REQUIREMENTS:
Gather every line that includes the word "this", please.

─── RECORDED DATA

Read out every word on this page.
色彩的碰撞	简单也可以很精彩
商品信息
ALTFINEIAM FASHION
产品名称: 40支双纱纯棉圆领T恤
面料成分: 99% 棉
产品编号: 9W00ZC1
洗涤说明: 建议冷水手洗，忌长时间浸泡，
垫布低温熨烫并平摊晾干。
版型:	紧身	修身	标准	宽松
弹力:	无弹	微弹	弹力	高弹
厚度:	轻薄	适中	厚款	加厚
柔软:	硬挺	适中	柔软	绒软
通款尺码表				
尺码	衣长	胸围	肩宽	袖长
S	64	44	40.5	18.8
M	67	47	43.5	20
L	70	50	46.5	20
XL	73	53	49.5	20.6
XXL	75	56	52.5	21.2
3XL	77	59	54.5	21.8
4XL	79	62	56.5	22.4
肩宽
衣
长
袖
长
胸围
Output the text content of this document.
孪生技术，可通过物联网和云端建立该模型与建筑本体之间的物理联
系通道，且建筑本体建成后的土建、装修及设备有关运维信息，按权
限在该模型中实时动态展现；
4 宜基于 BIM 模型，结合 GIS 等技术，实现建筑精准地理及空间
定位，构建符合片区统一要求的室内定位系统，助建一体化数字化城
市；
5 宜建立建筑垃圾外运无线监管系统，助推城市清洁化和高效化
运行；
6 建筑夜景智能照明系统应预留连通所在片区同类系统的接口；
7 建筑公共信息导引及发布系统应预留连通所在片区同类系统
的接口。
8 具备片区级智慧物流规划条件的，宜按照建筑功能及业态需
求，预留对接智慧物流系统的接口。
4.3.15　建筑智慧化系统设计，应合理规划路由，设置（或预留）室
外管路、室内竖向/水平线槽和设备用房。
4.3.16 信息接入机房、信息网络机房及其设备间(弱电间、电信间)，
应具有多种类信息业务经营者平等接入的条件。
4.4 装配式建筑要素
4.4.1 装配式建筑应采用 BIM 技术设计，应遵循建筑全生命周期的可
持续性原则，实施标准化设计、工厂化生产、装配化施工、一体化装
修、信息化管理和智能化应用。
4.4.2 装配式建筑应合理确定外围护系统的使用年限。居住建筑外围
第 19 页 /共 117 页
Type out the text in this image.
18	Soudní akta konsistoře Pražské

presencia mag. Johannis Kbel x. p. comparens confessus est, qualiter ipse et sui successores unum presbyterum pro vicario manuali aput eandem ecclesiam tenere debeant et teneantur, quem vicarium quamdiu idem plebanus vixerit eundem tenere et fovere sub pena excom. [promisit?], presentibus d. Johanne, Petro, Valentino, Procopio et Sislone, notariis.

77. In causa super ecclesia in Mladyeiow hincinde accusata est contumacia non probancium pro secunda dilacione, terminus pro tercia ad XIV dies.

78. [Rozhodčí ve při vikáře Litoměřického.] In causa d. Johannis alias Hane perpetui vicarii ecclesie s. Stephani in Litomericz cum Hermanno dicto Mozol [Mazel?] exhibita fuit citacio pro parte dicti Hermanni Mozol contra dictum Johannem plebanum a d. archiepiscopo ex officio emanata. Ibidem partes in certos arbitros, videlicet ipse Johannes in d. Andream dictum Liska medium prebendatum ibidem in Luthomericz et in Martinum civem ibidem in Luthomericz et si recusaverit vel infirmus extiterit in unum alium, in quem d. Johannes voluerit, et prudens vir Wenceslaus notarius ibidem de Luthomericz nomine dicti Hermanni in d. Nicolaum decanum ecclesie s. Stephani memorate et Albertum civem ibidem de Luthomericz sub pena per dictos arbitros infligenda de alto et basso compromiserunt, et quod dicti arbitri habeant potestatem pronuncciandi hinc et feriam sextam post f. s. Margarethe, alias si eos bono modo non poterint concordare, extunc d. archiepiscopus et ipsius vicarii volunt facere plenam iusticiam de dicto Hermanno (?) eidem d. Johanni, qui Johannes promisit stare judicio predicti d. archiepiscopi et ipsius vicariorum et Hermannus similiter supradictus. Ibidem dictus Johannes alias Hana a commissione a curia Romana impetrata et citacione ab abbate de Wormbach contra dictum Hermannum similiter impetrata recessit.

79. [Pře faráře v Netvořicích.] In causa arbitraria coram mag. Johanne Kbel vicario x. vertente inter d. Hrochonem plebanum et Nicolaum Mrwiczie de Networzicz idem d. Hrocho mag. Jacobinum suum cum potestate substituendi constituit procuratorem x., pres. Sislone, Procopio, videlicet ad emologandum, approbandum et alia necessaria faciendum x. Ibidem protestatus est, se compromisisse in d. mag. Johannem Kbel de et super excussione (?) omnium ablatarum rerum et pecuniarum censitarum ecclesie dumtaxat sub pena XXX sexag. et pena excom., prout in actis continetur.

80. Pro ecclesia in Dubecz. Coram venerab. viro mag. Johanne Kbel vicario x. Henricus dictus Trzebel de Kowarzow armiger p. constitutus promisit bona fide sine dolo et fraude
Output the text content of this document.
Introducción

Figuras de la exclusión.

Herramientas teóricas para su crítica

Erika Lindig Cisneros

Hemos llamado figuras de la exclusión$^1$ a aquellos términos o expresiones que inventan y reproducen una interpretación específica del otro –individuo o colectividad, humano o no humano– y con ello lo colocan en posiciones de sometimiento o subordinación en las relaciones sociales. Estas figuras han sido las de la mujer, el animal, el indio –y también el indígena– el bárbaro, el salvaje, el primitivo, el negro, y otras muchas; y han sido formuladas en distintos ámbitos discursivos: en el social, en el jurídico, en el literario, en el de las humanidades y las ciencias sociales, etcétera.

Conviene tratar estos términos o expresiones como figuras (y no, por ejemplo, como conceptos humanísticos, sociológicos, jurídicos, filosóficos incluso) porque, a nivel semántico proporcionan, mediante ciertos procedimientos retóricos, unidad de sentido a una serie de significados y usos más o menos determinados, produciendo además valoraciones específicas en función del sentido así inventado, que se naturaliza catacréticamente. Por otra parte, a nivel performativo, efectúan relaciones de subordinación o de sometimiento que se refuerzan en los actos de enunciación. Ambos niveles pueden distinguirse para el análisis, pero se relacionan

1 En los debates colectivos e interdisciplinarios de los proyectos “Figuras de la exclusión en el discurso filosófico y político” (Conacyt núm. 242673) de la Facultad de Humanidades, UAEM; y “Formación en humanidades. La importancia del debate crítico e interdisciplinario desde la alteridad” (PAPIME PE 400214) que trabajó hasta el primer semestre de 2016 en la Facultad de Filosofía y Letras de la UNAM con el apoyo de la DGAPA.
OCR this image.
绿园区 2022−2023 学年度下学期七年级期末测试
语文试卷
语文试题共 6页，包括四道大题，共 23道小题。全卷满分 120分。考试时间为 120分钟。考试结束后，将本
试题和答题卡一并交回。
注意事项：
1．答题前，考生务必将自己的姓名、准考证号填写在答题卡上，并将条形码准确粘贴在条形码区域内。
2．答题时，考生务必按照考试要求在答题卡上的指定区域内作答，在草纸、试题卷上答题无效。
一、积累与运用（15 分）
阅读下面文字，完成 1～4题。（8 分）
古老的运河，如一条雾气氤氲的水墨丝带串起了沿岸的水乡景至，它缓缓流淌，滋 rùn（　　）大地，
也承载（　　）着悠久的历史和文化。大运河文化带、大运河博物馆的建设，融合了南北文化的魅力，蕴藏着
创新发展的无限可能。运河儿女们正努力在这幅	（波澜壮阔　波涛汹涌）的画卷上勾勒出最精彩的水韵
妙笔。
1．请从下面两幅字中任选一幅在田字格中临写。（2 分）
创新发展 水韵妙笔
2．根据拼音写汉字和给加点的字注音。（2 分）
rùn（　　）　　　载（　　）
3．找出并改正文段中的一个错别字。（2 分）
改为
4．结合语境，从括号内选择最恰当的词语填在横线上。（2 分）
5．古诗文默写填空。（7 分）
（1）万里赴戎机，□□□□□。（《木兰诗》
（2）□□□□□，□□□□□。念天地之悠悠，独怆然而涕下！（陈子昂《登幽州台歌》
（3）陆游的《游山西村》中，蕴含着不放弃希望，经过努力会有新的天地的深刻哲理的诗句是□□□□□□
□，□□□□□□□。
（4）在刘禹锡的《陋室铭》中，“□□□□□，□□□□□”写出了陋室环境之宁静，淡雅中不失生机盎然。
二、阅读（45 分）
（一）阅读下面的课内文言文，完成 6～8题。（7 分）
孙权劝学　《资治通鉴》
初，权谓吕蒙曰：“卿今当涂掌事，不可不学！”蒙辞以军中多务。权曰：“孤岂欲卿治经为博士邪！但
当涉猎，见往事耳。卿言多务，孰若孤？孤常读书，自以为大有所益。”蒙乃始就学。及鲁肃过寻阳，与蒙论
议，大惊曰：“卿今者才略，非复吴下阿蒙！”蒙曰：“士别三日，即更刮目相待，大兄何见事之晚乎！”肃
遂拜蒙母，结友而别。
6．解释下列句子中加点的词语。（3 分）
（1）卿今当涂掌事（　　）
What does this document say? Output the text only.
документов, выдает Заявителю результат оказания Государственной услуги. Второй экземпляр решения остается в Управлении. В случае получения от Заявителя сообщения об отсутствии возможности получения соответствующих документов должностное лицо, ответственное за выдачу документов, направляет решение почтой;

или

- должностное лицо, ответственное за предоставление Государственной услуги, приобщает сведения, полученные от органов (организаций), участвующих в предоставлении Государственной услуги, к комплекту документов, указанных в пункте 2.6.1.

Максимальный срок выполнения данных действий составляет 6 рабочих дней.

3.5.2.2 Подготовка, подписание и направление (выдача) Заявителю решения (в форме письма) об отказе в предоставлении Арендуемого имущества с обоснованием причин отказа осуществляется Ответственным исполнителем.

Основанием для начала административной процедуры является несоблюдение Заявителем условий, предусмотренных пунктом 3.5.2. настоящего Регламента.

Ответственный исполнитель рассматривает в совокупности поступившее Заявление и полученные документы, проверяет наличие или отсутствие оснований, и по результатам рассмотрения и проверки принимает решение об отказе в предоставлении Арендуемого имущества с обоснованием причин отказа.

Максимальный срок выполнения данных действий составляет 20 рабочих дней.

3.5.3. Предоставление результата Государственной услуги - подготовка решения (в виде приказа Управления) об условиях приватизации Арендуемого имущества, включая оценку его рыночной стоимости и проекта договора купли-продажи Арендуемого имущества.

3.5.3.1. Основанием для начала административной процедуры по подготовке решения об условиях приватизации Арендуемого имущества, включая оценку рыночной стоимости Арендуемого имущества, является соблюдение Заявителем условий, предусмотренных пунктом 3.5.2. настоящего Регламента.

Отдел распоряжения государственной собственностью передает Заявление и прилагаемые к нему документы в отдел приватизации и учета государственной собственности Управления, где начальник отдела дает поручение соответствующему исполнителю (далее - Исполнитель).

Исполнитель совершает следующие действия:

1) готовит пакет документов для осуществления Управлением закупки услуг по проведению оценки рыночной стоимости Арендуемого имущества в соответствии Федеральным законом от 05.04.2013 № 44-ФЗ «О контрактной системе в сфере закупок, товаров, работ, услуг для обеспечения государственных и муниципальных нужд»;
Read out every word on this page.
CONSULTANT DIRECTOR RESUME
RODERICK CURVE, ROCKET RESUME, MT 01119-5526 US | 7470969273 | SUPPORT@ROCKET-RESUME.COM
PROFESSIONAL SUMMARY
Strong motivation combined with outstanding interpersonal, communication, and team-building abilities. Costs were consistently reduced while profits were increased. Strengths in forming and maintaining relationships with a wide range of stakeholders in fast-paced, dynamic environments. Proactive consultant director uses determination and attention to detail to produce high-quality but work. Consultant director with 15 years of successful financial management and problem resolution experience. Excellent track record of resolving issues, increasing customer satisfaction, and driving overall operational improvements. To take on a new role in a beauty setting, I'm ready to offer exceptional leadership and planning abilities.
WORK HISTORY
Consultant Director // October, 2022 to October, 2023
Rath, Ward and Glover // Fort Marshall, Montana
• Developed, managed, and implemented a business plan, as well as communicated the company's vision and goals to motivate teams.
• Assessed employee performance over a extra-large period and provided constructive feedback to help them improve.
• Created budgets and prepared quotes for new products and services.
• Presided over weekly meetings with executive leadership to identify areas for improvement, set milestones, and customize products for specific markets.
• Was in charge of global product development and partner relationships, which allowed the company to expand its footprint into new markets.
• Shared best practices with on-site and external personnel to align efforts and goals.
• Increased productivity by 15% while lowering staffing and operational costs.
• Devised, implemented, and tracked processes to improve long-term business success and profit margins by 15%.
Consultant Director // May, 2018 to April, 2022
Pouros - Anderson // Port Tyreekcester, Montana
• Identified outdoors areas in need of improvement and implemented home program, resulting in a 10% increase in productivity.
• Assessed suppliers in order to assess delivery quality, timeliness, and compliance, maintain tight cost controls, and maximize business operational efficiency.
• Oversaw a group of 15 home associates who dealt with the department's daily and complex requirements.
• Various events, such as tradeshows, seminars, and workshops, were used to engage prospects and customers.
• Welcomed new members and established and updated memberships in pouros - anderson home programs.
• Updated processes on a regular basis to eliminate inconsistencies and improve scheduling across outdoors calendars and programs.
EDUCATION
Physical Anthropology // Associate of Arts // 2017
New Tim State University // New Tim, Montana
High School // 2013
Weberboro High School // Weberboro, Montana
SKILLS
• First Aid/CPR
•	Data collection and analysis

──────

WRITTEN REPLY:
Read out every word on this page.
Output the text content of this document.
Type out the text in this image.
Output the text content of this document.
OCR this image.
What does this document say? Output the text only.
Read out every word on this page.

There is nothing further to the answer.